## Begin

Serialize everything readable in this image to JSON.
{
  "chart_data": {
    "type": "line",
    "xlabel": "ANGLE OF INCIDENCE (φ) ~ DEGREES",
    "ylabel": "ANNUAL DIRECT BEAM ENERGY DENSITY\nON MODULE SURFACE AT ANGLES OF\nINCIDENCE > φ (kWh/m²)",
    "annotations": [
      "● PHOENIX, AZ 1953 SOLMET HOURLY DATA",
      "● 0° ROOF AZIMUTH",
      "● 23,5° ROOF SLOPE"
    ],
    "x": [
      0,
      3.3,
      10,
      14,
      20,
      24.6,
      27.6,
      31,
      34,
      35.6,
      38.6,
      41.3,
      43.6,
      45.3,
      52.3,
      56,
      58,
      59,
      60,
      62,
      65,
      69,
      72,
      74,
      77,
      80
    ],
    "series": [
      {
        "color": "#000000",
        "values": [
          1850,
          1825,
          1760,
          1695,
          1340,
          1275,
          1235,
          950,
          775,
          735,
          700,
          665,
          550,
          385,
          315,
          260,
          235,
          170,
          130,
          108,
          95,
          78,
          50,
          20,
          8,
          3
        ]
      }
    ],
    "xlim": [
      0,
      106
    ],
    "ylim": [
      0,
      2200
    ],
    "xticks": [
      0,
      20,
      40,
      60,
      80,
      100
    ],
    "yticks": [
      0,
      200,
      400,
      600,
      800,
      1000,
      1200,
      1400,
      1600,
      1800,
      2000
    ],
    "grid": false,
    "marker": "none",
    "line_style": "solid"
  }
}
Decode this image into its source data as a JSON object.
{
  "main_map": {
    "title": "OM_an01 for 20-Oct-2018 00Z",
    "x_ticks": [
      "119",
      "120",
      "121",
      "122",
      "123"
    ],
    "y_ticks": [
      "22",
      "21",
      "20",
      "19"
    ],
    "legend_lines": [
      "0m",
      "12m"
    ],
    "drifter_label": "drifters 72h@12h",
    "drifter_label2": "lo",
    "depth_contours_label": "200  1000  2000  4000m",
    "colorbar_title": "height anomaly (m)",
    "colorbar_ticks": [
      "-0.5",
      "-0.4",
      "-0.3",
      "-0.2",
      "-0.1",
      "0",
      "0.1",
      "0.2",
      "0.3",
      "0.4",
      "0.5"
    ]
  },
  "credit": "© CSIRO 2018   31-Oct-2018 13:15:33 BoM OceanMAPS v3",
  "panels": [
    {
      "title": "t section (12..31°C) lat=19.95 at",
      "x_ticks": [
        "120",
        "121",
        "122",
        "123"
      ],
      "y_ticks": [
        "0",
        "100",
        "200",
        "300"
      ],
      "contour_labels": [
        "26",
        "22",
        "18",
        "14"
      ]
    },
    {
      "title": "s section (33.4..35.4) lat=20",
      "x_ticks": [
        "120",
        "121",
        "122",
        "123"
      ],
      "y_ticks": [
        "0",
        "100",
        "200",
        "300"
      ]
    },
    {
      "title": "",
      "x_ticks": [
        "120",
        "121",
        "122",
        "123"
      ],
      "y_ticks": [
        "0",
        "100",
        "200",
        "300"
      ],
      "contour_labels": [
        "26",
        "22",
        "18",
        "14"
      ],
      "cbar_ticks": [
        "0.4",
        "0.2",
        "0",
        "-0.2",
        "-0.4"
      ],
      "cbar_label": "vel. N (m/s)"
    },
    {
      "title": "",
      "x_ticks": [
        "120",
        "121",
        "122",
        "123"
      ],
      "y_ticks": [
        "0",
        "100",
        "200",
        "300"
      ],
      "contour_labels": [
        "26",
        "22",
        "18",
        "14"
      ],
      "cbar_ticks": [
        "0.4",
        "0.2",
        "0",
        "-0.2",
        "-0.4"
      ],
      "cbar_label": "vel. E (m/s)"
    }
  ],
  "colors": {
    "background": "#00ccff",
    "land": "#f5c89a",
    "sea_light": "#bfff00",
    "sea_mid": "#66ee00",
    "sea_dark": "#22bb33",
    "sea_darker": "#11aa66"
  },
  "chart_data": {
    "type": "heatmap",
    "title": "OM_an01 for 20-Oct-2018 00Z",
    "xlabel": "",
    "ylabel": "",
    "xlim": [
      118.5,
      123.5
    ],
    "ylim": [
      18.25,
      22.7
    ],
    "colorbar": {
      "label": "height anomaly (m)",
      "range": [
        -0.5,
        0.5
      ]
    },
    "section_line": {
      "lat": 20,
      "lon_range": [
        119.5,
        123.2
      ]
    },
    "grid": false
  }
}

## End

* What you have to do: Exact output of every entry is required.

* Answer below:
Serialize everything readable in this image to JSON.
{
  "chart_data": {
    "type": "line",
    "xlabel": "ANGLE OF INCIDENCE (φ) ~ DEGREES",
    "ylabel": "ANNUAL DIRECT BEAM ENERGY DENSITY\nON MODULE SURFACE AT ANGLES OF\nINCIDENCE > φ (kWh/m²)",
    "annotations": [
      "● PHOENIX, AZ 1953 SOLMET HOURLY DATA",
      "● 0° ROOF AZIMUTH",
      "● 23,5° ROOF SLOPE"
    ],
    "x": [
      0,
      3.3,
      10,
      14,
      20,
      24.6,
      27.6,
      31,
      34,
      35.6,
      38.6,
      41.3,
      43.6,
      45.3,
      52.3,
      56,
      58,
      59,
      60,
      62,
      65,
      69,
      72,
      74,
      77,
      80
    ],
    "series": [
      {
        "color": "#000000",
        "values": [
          1850,
          1825,
          1760,
          1695,
          1340,
          1275,
          1235,
          950,
          775,
          735,
          700,
          665,
          550,
          385,
          315,
          260,
          235,
          170,
          130,
          108,
          95,
          78,
          50,
          20,
          8,
          3
        ]
      }
    ],
    "xlim": [
      0,
      106
    ],
    "ylim": [
      0,
      2200
    ],
    "xticks": [
      0,
      20,
      40,
      60,
      80,
      100
    ],
    "yticks": [
      0,
      200,
      400,
      600,
      800,
      1000,
      1200,
      1400,
      1600,
      1800,
      2000
    ],
    "grid": false,
    "marker": "none",
    "line_style": "solid"
  }
}
Decode this image into its source data as a JSON object.
{
  "main_map": {
    "title": "OM_an01 for 20-Oct-2018 00Z",
    "x_ticks": [
      "119",
      "120",
      "121",
      "122",
      "123"
    ],
    "y_ticks": [
      "22",
      "21",
      "20",
      "19"
    ],
    "legend_lines": [
      "0m",
      "12m"
    ],
    "drifter_label": "drifters 72h@12h",
    "drifter_label2": "lo",
    "depth_contours_label": "200  1000  2000  4000m",
    "colorbar_title": "height anomaly (m)",
    "colorbar_ticks": [
      "-0.5",
      "-0.4",
      "-0.3",
      "-0.2",
      "-0.1",
      "0",
      "0.1",
      "0.2",
      "0.3",
      "0.4",
      "0.5"
    ]
  },
  "credit": "© CSIRO 2018   31-Oct-2018 13:15:33 BoM OceanMAPS v3",
  "panels": [
    {
      "title": "t section (12..31°C) lat=19.95 at",
      "x_ticks": [
        "120",
        "121",
        "122",
        "123"
      ],
      "y_ticks": [
        "0",
        "100",
        "200",
        "300"
      ],
      "contour_labels": [
        "26",
        "22",
        "18",
        "14"
      ]
    },
    {
      "title": "s section (33.4..35.4) lat=20",
      "x_ticks": [
        "120",
        "121",
        "122",
        "123"
      ],
      "y_ticks": [
        "0",
        "100",
        "200",
        "300"
      ]
    },
    {
      "title": "",
      "x_ticks": [
        "120",
        "121",
        "122",
        "123"
      ],
      "y_ticks": [
        "0",
        "100",
        "200",
        "300"
      ],
      "contour_labels": [
        "26",
        "22",
        "18",
        "14"
      ],
      "cbar_ticks": [
        "0.4",
        "0.2",
        "0",
        "-0.2",
        "-0.4"
      ],
      "cbar_label": "vel. N (m/s)"
    },
    {
      "title": "",
      "x_ticks": [
        "120",
        "121",
        "122",
        "123"
      ],
      "y_ticks": [
        "0",
        "100",
        "200",
        "300"
      ],
      "contour_labels": [
        "26",
        "22",
        "18",
        "14"
      ],
      "cbar_ticks": [
        "0.4",
        "0.2",
        "0",
        "-0.2",
        "-0.4"
      ],
      "cbar_label": "vel. E (m/s)"
    }
  ],
  "colors": {
    "background": "#00ccff",
    "land": "#f5c89a",
    "sea_light": "#bfff00",
    "sea_mid": "#66ee00",
    "sea_dark": "#22bb33",
    "sea_darker": "#11aa66"
  },
  "chart_data": {
    "type": "heatmap",
    "title": "OM_an01 for 20-Oct-2018 00Z",
    "xlabel": "",
    "ylabel": "",
    "xlim": [
      118.5,
      123.5
    ],
    "ylim": [
      18.25,
      22.7
    ],
    "colorbar": {
      "label": "height anomaly (m)",
      "range": [
        -0.5,
        0.5
      ]
    },
    "section_line": {
      "lat": 20,
      "lon_range": [
        119.5,
        123.2
      ]
    },
    "grid": false
  }
}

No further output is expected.